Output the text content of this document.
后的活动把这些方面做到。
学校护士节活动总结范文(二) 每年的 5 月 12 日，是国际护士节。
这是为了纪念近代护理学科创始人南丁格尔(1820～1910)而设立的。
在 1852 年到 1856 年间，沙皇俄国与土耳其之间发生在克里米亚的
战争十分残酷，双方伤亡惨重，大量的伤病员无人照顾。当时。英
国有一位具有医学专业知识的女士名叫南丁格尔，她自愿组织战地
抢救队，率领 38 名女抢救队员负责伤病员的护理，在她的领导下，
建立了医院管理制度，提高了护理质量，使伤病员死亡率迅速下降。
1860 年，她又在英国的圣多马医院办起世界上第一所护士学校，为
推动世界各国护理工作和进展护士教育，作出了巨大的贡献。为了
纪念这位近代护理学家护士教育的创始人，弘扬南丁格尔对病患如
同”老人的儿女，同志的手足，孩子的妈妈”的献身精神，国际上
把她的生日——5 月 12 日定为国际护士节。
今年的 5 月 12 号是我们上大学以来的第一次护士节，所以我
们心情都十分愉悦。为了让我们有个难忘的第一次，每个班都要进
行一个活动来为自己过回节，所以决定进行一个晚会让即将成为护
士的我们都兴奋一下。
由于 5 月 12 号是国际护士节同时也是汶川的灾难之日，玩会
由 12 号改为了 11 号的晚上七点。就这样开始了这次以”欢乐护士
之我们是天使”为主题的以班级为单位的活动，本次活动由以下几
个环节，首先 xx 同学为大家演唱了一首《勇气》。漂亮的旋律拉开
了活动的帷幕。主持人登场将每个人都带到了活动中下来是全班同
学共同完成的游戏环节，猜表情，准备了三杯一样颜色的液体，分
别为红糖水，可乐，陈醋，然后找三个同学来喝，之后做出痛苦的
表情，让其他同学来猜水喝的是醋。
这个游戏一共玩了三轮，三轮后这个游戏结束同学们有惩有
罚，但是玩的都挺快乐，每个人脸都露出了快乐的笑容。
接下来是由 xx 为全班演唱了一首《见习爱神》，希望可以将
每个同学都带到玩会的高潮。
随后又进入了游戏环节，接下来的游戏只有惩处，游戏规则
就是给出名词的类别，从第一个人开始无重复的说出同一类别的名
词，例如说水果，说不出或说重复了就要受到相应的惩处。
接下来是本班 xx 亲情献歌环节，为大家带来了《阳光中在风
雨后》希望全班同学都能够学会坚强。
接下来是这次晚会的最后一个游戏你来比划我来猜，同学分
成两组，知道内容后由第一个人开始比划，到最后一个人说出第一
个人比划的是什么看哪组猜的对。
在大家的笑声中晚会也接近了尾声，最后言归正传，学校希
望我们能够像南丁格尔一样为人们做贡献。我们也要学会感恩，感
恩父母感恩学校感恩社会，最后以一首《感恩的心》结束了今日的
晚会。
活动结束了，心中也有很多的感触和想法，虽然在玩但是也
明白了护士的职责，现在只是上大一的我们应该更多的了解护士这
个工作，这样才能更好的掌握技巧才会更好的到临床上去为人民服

============================================================

Task to carry out. Copy out the full listing exactly.

Expected output.
Output the text content of this document.
后的活动把这些方面做到。
学校护士节活动总结范文(二) 每年的 5 月 12 日，是国际护士节。
这是为了纪念近代护理学科创始人南丁格尔(1820～1910)而设立的。
在 1852 年到 1856 年间，沙皇俄国与土耳其之间发生在克里米亚的
战争十分残酷，双方伤亡惨重，大量的伤病员无人照顾。当时。英
国有一位具有医学专业知识的女士名叫南丁格尔，她自愿组织战地
抢救队，率领 38 名女抢救队员负责伤病员的护理，在她的领导下，
建立了医院管理制度，提高了护理质量，使伤病员死亡率迅速下降。
1860 年，她又在英国的圣多马医院办起世界上第一所护士学校，为
推动世界各国护理工作和进展护士教育，作出了巨大的贡献。为了
纪念这位近代护理学家护士教育的创始人，弘扬南丁格尔对病患如
同”老人的儿女，同志的手足，孩子的妈妈”的献身精神，国际上
把她的生日——5 月 12 日定为国际护士节。
今年的 5 月 12 号是我们上大学以来的第一次护士节，所以我
们心情都十分愉悦。为了让我们有个难忘的第一次，每个班都要进
行一个活动来为自己过回节，所以决定进行一个晚会让即将成为护
士的我们都兴奋一下。
由于 5 月 12 号是国际护士节同时也是汶川的灾难之日，玩会
由 12 号改为了 11 号的晚上七点。就这样开始了这次以”欢乐护士
之我们是天使”为主题的以班级为单位的活动，本次活动由以下几
个环节，首先 xx 同学为大家演唱了一首《勇气》。漂亮的旋律拉开
了活动的帷幕。主持人登场将每个人都带到了活动中下来是全班同
学共同完成的游戏环节，猜表情，准备了三杯一样颜色的液体，分
别为红糖水，可乐，陈醋，然后找三个同学来喝，之后做出痛苦的
表情，让其他同学来猜水喝的是醋。
这个游戏一共玩了三轮，三轮后这个游戏结束同学们有惩有
罚，但是玩的都挺快乐，每个人脸都露出了快乐的笑容。
接下来是由 xx 为全班演唱了一首《见习爱神》，希望可以将
每个同学都带到玩会的高潮。
随后又进入了游戏环节，接下来的游戏只有惩处，游戏规则
就是给出名词的类别，从第一个人开始无重复的说出同一类别的名
词，例如说水果，说不出或说重复了就要受到相应的惩处。
接下来是本班 xx 亲情献歌环节，为大家带来了《阳光中在风
雨后》希望全班同学都能够学会坚强。
接下来是这次晚会的最后一个游戏你来比划我来猜，同学分
成两组，知道内容后由第一个人开始比划，到最后一个人说出第一
个人比划的是什么看哪组猜的对。
在大家的笑声中晚会也接近了尾声，最后言归正传，学校希
望我们能够像南丁格尔一样为人们做贡献。我们也要学会感恩，感
恩父母感恩学校感恩社会，最后以一首《感恩的心》结束了今日的
晚会。
活动结束了，心中也有很多的感触和想法，虽然在玩但是也
明白了护士的职责，现在只是上大一的我们应该更多的了解护士这
个工作，这样才能更好的掌握技巧才会更好的到临床上去为人民服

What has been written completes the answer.